• [TRAVAIL DEMANDÉ]:
Répondez à ces questions sur l'extrait ci-dessous, consacré au message de Charles Michel :
1. Sur quel réseau social Charles Michel a-t-il publié son message de clarification ?
2. Dans quelle ville a eu lieu la rencontre avec le président turc ?
3. D'après l'annonce faite l'été dernier, quels pays auraient mieux géré la crise sanitaire ?

• [EXTRAIT CHOISI]:
· · · · ·

Un autre biais se remarque non pas lors de l’incident lui-même, mais dans la communication faite quelques heures plus tard par Charles Michel. Sur Facebook, il entame un long message de clarification par ces mots : « Nous avons participé ce mardi, Ursula von der Leyen et moi-même, à une rencontre à Ankara avec le président turc Recep Tayip Erdogan5. » D’emblée, on s’étonne qu’Erdoğan soit désigné par son titre, mais pas von der Leyen. Il n’eût guère été plus long à Michel d’écrire « la présidente de la Commission européenne Ursula von der Leyen et moi-même », ce qui eût été bien plus opportun, compte tenu que son homologue avait subi un premier affront le jour même. Surtout, nous avons à l’esprit que cette formulation — qui peut apparaitre comme une simple maladresse — s’inscrit dans un long contexte voyant les femmes de pouvoir privées de leur titre, voire de leur patronyme. On songe ici à la récente polémique autour du doctorat de Jill Biden, la Première dame des États-Unis6, ou à des personnalités comme Joëlle Milquet7 (ou en France Martine Aubry, Najat Vallaud-Belkacem et Ségolène Royal8), souvent désignées par leur seul prénom.

Nous le voyons, bien que leurs compétences aient été reconnues lors de leur accession à des postes à hautes responsabilités, ces femmes jouissent d’une considération moindre. Dès lors, si des progrès sont réalisés en vue d’une égalité d’accès, l’égalité de traitement demeure un objectif inatteignable. En effet, outre ce registre familier auquel les femmes font face à un haut niveau de pouvoir, il faut noter une tendance malheureuse à l’essentialisation : certains discours médiatiques s’échinent à considérer des personnalités féminines à l’aune de leur genre uniquement, ce qui mène in fine à leur invisibilisation. C’est ce qui se produit quotidiennement dans des titres d’articles mentionnant « une femme » sans la nommer, une tendance sévèrement critiquée par des féministes9. De même, l’annonce faite l’été dernier selon laquelle les pays dirigés par des femmes auraient mieux géré la crise sanitaire10 concourt à cette tendance, puisqu’elle présente l’action politique de ces dirigeantes comme principalement tributaire de leur genre, occultant ce qui les distingue les unes des autres et a spécifiquement motivé leur réponse à la crise, tel que leur famille politique.

· · · · ·

• [DONNÉES SOURCES]:

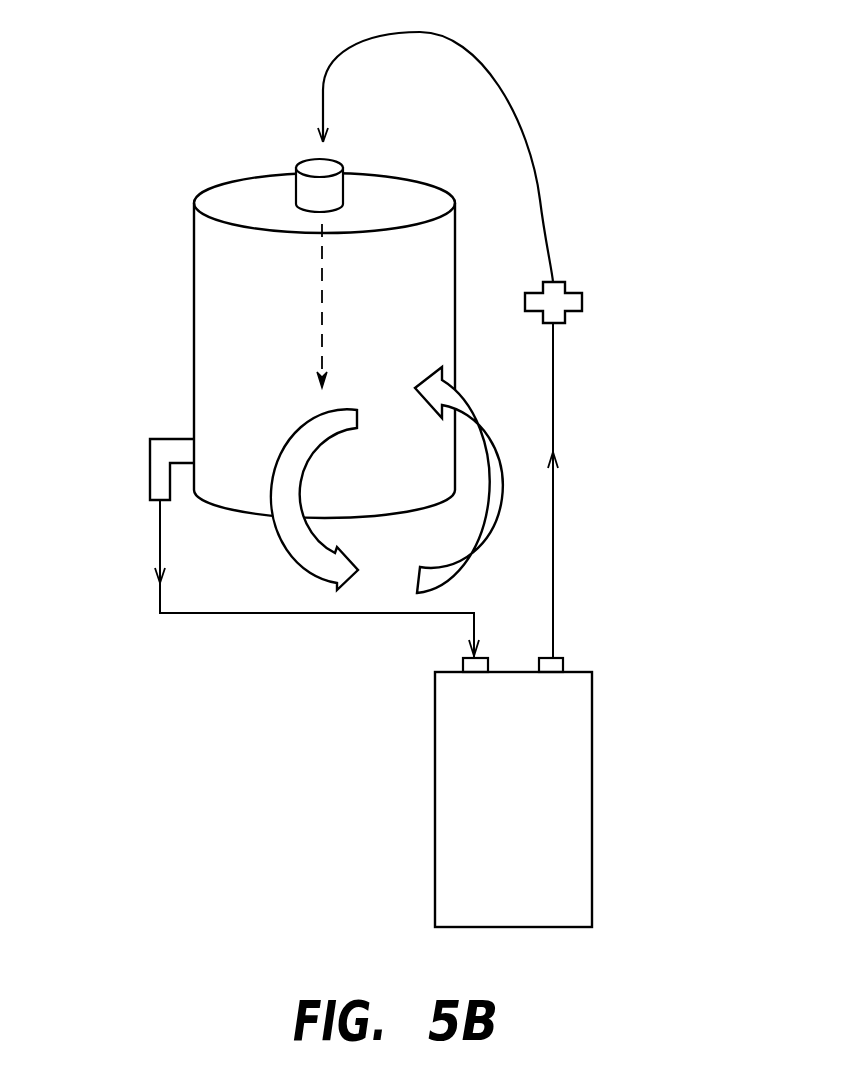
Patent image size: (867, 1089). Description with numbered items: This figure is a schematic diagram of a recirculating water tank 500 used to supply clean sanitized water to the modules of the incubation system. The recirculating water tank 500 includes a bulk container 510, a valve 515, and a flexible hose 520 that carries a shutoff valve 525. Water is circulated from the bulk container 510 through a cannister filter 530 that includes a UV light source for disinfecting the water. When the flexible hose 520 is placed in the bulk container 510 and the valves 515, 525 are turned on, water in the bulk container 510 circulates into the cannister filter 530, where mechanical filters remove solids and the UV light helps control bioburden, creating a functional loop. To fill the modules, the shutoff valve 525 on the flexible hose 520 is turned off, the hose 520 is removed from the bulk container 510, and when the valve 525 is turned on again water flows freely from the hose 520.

· · · · ·

• [RÉPONSE]:
1. Sur Facebook.
2. À Ankara.
3. Les pays dirigés par des femmes.